- _Exercise goal_: Copy out the entries in full and with complete accuracy; pictures are excluded.

- _Task input_:
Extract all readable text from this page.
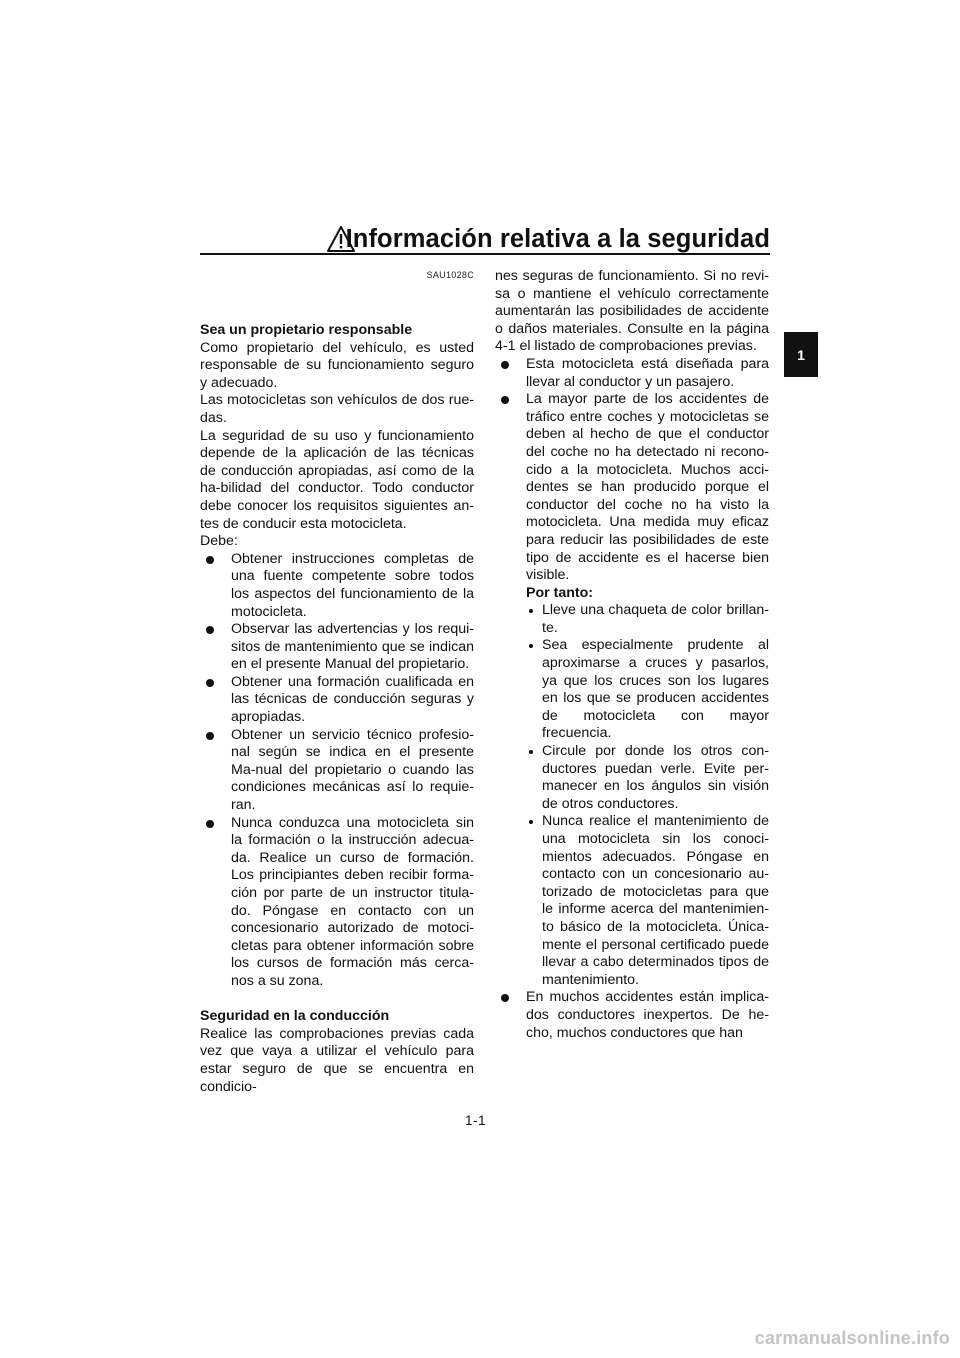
Información relativa a la seguridad
1
SAU1028C

Sea un propietario responsable

Como propietario del vehículo, es usted responsable de su funcionamiento seguro y adecuado.

Las motocicletas son vehículos de dos rue-das.

La seguridad de su uso y funcionamiento depende de la aplicación de las técnicas de conducción apropiadas, así como de la ha-bilidad del conductor. Todo conductor debe conocer los requisitos siguientes an-tes de conducir esta motocicleta.

Debe:

Obtener instrucciones completas de una fuente competente sobre todos los aspectos del funcionamiento de la motocicleta.
Observar las advertencias y los requi-sitos de mantenimiento que se indican en el presente Manual del propietario.
Obtener una formación cualificada en las técnicas de conducción seguras y apropiadas.
Obtener un servicio técnico profesio-nal según se indica en el presente Ma-nual del propietario o cuando las condiciones mecánicas así lo requie-ran.
Nunca conduzca una motocicleta sin la formación o la instrucción adecua-da. Realice un curso de formación. Los principiantes deben recibir forma-ción por parte de un instructor titula-do. Póngase en contacto con un concesionario autorizado de motoci-cletas para obtener información sobre los cursos de formación más cerca-nos a su zona.

Seguridad en la conducción

Realice las comprobaciones previas cada vez que vaya a utilizar el vehículo para estar seguro de que se encuentra en condicio-

nes seguras de funcionamiento. Si no revi-sa o mantiene el vehículo correctamente aumentarán las posibilidades de accidente o daños materiales. Consulte en la página 4-1 el listado de comprobaciones previas.

Esta motocicleta está diseñada para llevar al conductor y un pasajero.
La mayor parte de los accidentes de tráfico entre coches y motocicletas se deben al hecho de que el conductor del coche no ha detectado ni recono-cido a la motocicleta. Muchos acci-dentes se han producido porque el conductor del coche no ha visto la motocicleta. Una medida muy eficaz para reducir las posibilidades de este tipo de accidente es el hacerse bien visible.

Por tanto:

Lleve una chaqueta de color brillan-te.
Sea especialmente prudente al aproximarse a cruces y pasarlos, ya que los cruces son los lugares en los que se producen accidentes de motocicleta con mayor frecuencia.
Circule por donde los otros con-ductores puedan verle. Evite per-manecer en los ángulos sin visión de otros conductores.
Nunca realice el mantenimiento de una motocicleta sin los conoci-mientos adecuados. Póngase en contacto con un concesionario au-torizado de motocicletas para que le informe acerca del mantenimien-to básico de la motocicleta. Única-mente el personal certificado puede llevar a cabo determinados tipos de mantenimiento.
En muchos accidentes están implica-dos conductores inexpertos. De he-cho, muchos conductores que han
1-1
carmanualsonline.info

- _Response for this exercise_:
Extract all readable text from this page.
Información relativa a la seguridad
1
SAU1028C

Sea un propietario responsable

Como propietario del vehículo, es usted responsable de su funcionamiento seguro y adecuado.

Las motocicletas son vehículos de dos rue-das.

La seguridad de su uso y funcionamiento depende de la aplicación de las técnicas de conducción apropiadas, así como de la ha-bilidad del conductor. Todo conductor debe conocer los requisitos siguientes an-tes de conducir esta motocicleta.

Debe:

Obtener instrucciones completas de una fuente competente sobre todos los aspectos del funcionamiento de la motocicleta.
Observar las advertencias y los requi-sitos de mantenimiento que se indican en el presente Manual del propietario.
Obtener una formación cualificada en las técnicas de conducción seguras y apropiadas.
Obtener un servicio técnico profesio-nal según se indica en el presente Ma-nual del propietario o cuando las condiciones mecánicas así lo requie-ran.
Nunca conduzca una motocicleta sin la formación o la instrucción adecua-da. Realice un curso de formación. Los principiantes deben recibir forma-ción por parte de un instructor titula-do. Póngase en contacto con un concesionario autorizado de motoci-cletas para obtener información sobre los cursos de formación más cerca-nos a su zona.

Seguridad en la conducción

Realice las comprobaciones previas cada vez que vaya a utilizar el vehículo para estar seguro de que se encuentra en condicio-

nes seguras de funcionamiento. Si no revi-sa o mantiene el vehículo correctamente aumentarán las posibilidades de accidente o daños materiales. Consulte en la página 4-1 el listado de comprobaciones previas.

Esta motocicleta está diseñada para llevar al conductor y un pasajero.
La mayor parte de los accidentes de tráfico entre coches y motocicletas se deben al hecho de que el conductor del coche no ha detectado ni recono-cido a la motocicleta. Muchos acci-dentes se han producido porque el conductor del coche no ha visto la motocicleta. Una medida muy eficaz para reducir las posibilidades de este tipo de accidente es el hacerse bien visible.

Por tanto:

Lleve una chaqueta de color brillan-te.
Sea especialmente prudente al aproximarse a cruces y pasarlos, ya que los cruces son los lugares en los que se producen accidentes de motocicleta con mayor frecuencia.
Circule por donde los otros con-ductores puedan verle. Evite per-manecer en los ángulos sin visión de otros conductores.
Nunca realice el mantenimiento de una motocicleta sin los conoci-mientos adecuados. Póngase en contacto con un concesionario au-torizado de motocicletas para que le informe acerca del mantenimien-to básico de la motocicleta. Única-mente el personal certificado puede llevar a cabo determinados tipos de mantenimiento.
En muchos accidentes están implica-dos conductores inexpertos. De he-cho, muchos conductores que han
1-1
carmanualsonline.info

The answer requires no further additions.